Data excerpts start

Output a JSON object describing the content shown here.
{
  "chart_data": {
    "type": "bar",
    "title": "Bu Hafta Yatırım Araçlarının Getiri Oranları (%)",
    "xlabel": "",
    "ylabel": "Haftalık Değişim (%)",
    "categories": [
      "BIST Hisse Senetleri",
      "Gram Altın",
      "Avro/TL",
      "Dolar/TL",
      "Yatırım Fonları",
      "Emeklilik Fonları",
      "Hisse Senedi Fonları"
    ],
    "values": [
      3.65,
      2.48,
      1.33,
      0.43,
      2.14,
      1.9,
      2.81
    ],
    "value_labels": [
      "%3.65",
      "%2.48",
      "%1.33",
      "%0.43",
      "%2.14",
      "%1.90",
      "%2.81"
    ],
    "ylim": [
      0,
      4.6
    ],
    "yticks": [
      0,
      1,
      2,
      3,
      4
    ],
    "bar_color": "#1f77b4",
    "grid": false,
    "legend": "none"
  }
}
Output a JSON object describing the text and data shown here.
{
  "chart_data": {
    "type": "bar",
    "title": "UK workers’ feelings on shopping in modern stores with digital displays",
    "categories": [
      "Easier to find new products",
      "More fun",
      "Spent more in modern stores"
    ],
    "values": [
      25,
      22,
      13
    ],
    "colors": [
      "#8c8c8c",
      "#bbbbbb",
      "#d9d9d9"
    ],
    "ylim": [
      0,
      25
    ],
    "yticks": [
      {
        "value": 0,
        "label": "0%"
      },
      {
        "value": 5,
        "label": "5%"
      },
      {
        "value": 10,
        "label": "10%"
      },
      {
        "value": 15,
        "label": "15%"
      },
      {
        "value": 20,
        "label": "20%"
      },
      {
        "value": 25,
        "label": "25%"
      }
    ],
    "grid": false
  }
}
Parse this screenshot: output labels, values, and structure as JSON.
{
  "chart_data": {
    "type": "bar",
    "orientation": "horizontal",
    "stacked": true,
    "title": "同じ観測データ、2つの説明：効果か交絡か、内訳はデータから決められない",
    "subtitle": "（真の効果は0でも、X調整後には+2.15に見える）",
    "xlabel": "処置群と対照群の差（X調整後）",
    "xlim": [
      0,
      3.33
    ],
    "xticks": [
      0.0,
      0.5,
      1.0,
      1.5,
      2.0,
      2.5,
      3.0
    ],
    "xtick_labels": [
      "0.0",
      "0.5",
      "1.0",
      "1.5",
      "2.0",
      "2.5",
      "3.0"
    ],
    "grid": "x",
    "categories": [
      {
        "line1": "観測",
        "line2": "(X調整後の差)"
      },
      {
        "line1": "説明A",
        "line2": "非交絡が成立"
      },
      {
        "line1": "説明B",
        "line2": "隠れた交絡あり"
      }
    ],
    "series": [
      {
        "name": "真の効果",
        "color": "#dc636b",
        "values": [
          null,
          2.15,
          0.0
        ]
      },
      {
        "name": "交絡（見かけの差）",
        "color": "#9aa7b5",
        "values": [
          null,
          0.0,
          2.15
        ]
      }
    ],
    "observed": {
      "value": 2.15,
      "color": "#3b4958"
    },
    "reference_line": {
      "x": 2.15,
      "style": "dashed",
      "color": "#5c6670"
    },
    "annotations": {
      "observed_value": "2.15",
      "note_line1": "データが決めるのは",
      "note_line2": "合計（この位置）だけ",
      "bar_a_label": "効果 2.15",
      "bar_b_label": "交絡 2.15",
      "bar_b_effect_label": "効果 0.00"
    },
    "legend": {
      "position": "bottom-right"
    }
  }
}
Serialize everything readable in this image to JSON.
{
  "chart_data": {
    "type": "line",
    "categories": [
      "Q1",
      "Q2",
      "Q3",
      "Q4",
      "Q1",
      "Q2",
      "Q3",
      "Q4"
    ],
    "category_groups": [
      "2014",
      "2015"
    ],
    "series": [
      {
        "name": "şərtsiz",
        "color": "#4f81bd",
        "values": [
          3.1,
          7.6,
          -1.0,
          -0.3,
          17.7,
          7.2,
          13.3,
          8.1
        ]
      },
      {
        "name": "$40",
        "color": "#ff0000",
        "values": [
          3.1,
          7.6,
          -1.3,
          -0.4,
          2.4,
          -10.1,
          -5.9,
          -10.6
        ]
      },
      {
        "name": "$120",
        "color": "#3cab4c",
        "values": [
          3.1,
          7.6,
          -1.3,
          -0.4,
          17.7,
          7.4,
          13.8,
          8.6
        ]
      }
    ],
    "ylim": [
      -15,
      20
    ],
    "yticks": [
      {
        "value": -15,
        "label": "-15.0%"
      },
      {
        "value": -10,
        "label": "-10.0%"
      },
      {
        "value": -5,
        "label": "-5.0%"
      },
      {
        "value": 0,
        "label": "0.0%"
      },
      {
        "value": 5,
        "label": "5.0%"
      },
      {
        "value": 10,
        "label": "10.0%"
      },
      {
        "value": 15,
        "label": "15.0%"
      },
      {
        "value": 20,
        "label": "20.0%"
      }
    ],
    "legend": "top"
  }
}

Data excerpts end

» Exercise requirements
Restate each record word for word.

» Answer to the problem
Output a JSON object describing the content shown here.
{
  "chart_data": {
    "type": "bar",
    "title": "Bu Hafta Yatırım Araçlarının Getiri Oranları (%)",
    "xlabel": "",
    "ylabel": "Haftalık Değişim (%)",
    "categories": [
      "BIST Hisse Senetleri",
      "Gram Altın",
      "Avro/TL",
      "Dolar/TL",
      "Yatırım Fonları",
      "Emeklilik Fonları",
      "Hisse Senedi Fonları"
    ],
    "values": [
      3.65,
      2.48,
      1.33,
      0.43,
      2.14,
      1.9,
      2.81
    ],
    "value_labels": [
      "%3.65",
      "%2.48",
      "%1.33",
      "%0.43",
      "%2.14",
      "%1.90",
      "%2.81"
    ],
    "ylim": [
      0,
      4.6
    ],
    "yticks": [
      0,
      1,
      2,
      3,
      4
    ],
    "bar_color": "#1f77b4",
    "grid": false,
    "legend": "none"
  }
}
Output a JSON object describing the text and data shown here.
{
  "chart_data": {
    "type": "bar",
    "title": "UK workers’ feelings on shopping in modern stores with digital displays",
    "categories": [
      "Easier to find new products",
      "More fun",
      "Spent more in modern stores"
    ],
    "values": [
      25,
      22,
      13
    ],
    "colors": [
      "#8c8c8c",
      "#bbbbbb",
      "#d9d9d9"
    ],
    "ylim": [
      0,
      25
    ],
    "yticks": [
      {
        "value": 0,
        "label": "0%"
      },
      {
        "value": 5,
        "label": "5%"
      },
      {
        "value": 10,
        "label": "10%"
      },
      {
        "value": 15,
        "label": "15%"
      },
      {
        "value": 20,
        "label": "20%"
      },
      {
        "value": 25,
        "label": "25%"
      }
    ],
    "grid": false
  }
}
Parse this screenshot: output labels, values, and structure as JSON.
{
  "chart_data": {
    "type": "bar",
    "orientation": "horizontal",
    "stacked": true,
    "title": "同じ観測データ、2つの説明：効果か交絡か、内訳はデータから決められない",
    "subtitle": "（真の効果は0でも、X調整後には+2.15に見える）",
    "xlabel": "処置群と対照群の差（X調整後）",
    "xlim": [
      0,
      3.33
    ],
    "xticks": [
      0.0,
      0.5,
      1.0,
      1.5,
      2.0,
      2.5,
      3.0
    ],
    "xtick_labels": [
      "0.0",
      "0.5",
      "1.0",
      "1.5",
      "2.0",
      "2.5",
      "3.0"
    ],
    "grid": "x",
    "categories": [
      {
        "line1": "観測",
        "line2": "(X調整後の差)"
      },
      {
        "line1": "説明A",
        "line2": "非交絡が成立"
      },
      {
        "line1": "説明B",
        "line2": "隠れた交絡あり"
      }
    ],
    "series": [
      {
        "name": "真の効果",
        "color": "#dc636b",
        "values": [
          null,
          2.15,
          0.0
        ]
      },
      {
        "name": "交絡（見かけの差）",
        "color": "#9aa7b5",
        "values": [
          null,
          0.0,
          2.15
        ]
      }
    ],
    "observed": {
      "value": 2.15,
      "color": "#3b4958"
    },
    "reference_line": {
      "x": 2.15,
      "style": "dashed",
      "color": "#5c6670"
    },
    "annotations": {
      "observed_value": "2.15",
      "note_line1": "データが決めるのは",
      "note_line2": "合計（この位置）だけ",
      "bar_a_label": "効果 2.15",
      "bar_b_label": "交絡 2.15",
      "bar_b_effect_label": "効果 0.00"
    },
    "legend": {
      "position": "bottom-right"
    }
  }
}
Serialize everything readable in this image to JSON.
{
  "chart_data": {
    "type": "line",
    "categories": [
      "Q1",
      "Q2",
      "Q3",
      "Q4",
      "Q1",
      "Q2",
      "Q3",
      "Q4"
    ],
    "category_groups": [
      "2014",
      "2015"
    ],
    "series": [
      {
        "name": "şərtsiz",
        "color": "#4f81bd",
        "values": [
          3.1,
          7.6,
          -1.0,
          -0.3,
          17.7,
          7.2,
          13.3,
          8.1
        ]
      },
      {
        "name": "$40",
        "color": "#ff0000",
        "values": [
          3.1,
          7.6,
          -1.3,
          -0.4,
          2.4,
          -10.1,
          -5.9,
          -10.6
        ]
      },
      {
        "name": "$120",
        "color": "#3cab4c",
        "values": [
          3.1,
          7.6,
          -1.3,
          -0.4,
          17.7,
          7.4,
          13.8,
          8.6
        ]
      }
    ],
    "ylim": [
      -15,
      20
    ],
    "yticks": [
      {
        "value": -15,
        "label": "-15.0%"
      },
      {
        "value": -10,
        "label": "-10.0%"
      },
      {
        "value": -5,
        "label": "-5.0%"
      },
      {
        "value": 0,
        "label": "0.0%"
      },
      {
        "value": 5,
        "label": "5.0%"
      },
      {
        "value": 10,
        "label": "10.0%"
      },
      {
        "value": 15,
        "label": "15.0%"
      },
      {
        "value": 20,
        "label": "20.0%"
      }
    ],
    "legend": "top"
  }
}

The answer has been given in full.